* _What is expected_
Your task is to transcribe all of the data below exactly, omitting the images.

* _Extracted data_
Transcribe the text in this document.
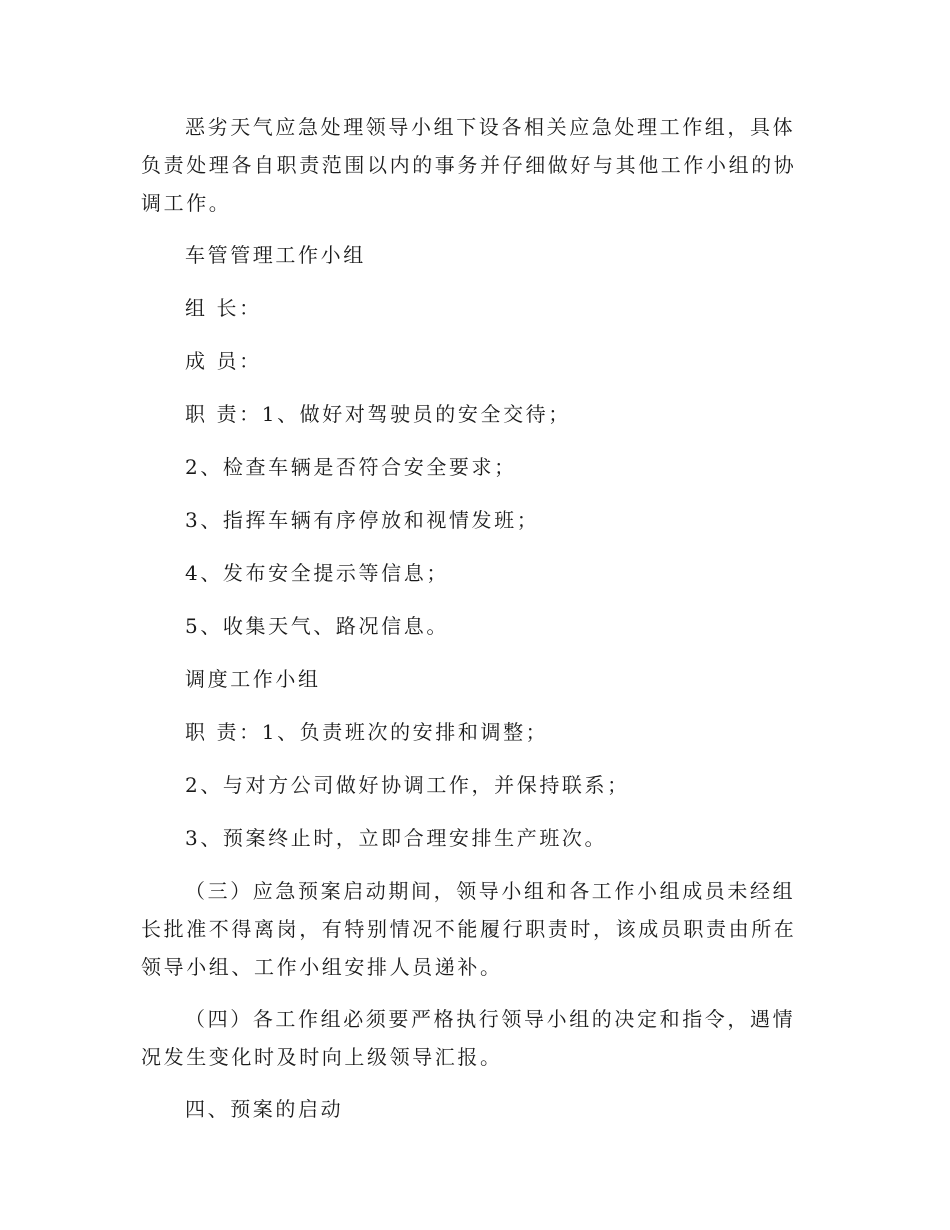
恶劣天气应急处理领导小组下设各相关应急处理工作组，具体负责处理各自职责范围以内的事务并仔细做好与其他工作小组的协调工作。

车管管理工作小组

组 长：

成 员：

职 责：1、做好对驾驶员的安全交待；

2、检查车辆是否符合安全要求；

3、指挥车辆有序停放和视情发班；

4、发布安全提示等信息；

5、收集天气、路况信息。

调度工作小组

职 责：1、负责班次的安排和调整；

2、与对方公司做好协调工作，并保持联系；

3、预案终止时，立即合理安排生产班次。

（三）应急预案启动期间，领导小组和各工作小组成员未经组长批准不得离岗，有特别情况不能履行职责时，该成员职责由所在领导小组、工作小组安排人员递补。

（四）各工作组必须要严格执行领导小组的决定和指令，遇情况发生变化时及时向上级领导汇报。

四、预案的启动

* _Complete response_
Transcribe the text in this document.
恶劣天气应急处理领导小组下设各相关应急处理工作组，具体负责处理各自职责范围以内的事务并仔细做好与其他工作小组的协调工作。

车管管理工作小组

组 长：

成 员：

职 责：1、做好对驾驶员的安全交待；

2、检查车辆是否符合安全要求；

3、指挥车辆有序停放和视情发班；

4、发布安全提示等信息；

5、收集天气、路况信息。

调度工作小组

职 责：1、负责班次的安排和调整；

2、与对方公司做好协调工作，并保持联系；

3、预案终止时，立即合理安排生产班次。

（三）应急预案启动期间，领导小组和各工作小组成员未经组长批准不得离岗，有特别情况不能履行职责时，该成员职责由所在领导小组、工作小组安排人员递补。

（四）各工作组必须要严格执行领导小组的决定和指令，遇情况发生变化时及时向上级领导汇报。

四、预案的启动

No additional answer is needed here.